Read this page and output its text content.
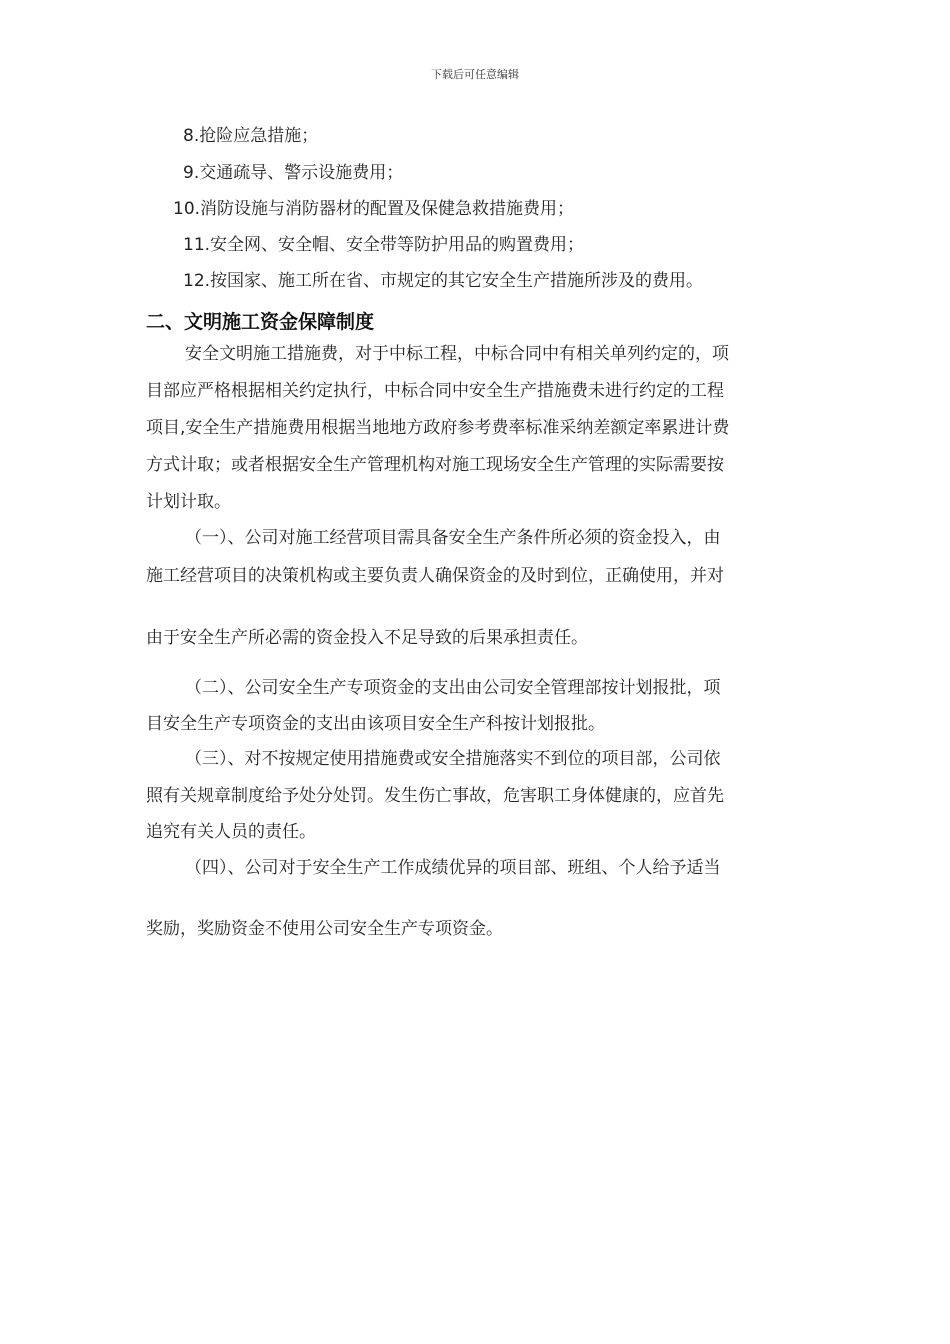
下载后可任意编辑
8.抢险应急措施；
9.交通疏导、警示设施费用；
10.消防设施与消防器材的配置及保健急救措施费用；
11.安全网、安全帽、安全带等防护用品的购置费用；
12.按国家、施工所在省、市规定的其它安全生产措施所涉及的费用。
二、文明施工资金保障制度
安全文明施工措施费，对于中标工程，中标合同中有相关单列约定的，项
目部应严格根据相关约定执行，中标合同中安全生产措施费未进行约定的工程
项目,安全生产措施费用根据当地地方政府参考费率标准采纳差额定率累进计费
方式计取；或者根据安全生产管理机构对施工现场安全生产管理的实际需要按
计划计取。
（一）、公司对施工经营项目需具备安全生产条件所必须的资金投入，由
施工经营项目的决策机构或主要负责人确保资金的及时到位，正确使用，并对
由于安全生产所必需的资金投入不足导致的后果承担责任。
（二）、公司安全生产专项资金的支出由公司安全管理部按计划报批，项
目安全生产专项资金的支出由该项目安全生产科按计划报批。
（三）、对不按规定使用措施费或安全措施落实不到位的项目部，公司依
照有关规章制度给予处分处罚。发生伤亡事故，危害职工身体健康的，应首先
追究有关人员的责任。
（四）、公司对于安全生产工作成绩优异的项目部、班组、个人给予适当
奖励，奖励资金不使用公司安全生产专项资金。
--------
Exercise brief>
Every line of the data above should be quoted exactly. Omit the pictures.

Complete response>
Read this page and output its text content.
下载后可任意编辑
8.抢险应急措施；
9.交通疏导、警示设施费用；
10.消防设施与消防器材的配置及保健急救措施费用；
11.安全网、安全帽、安全带等防护用品的购置费用；
12.按国家、施工所在省、市规定的其它安全生产措施所涉及的费用。
二、文明施工资金保障制度
安全文明施工措施费，对于中标工程，中标合同中有相关单列约定的，项
目部应严格根据相关约定执行，中标合同中安全生产措施费未进行约定的工程
项目,安全生产措施费用根据当地地方政府参考费率标准采纳差额定率累进计费
方式计取；或者根据安全生产管理机构对施工现场安全生产管理的实际需要按
计划计取。
（一）、公司对施工经营项目需具备安全生产条件所必须的资金投入，由
施工经营项目的决策机构或主要负责人确保资金的及时到位，正确使用，并对
由于安全生产所必需的资金投入不足导致的后果承担责任。
（二）、公司安全生产专项资金的支出由公司安全管理部按计划报批，项
目安全生产专项资金的支出由该项目安全生产科按计划报批。
（三）、对不按规定使用措施费或安全措施落实不到位的项目部，公司依
照有关规章制度给予处分处罚。发生伤亡事故，危害职工身体健康的，应首先
追究有关人员的责任。
（四）、公司对于安全生产工作成绩优异的项目部、班组、个人给予适当
奖励，奖励资金不使用公司安全生产专项资金。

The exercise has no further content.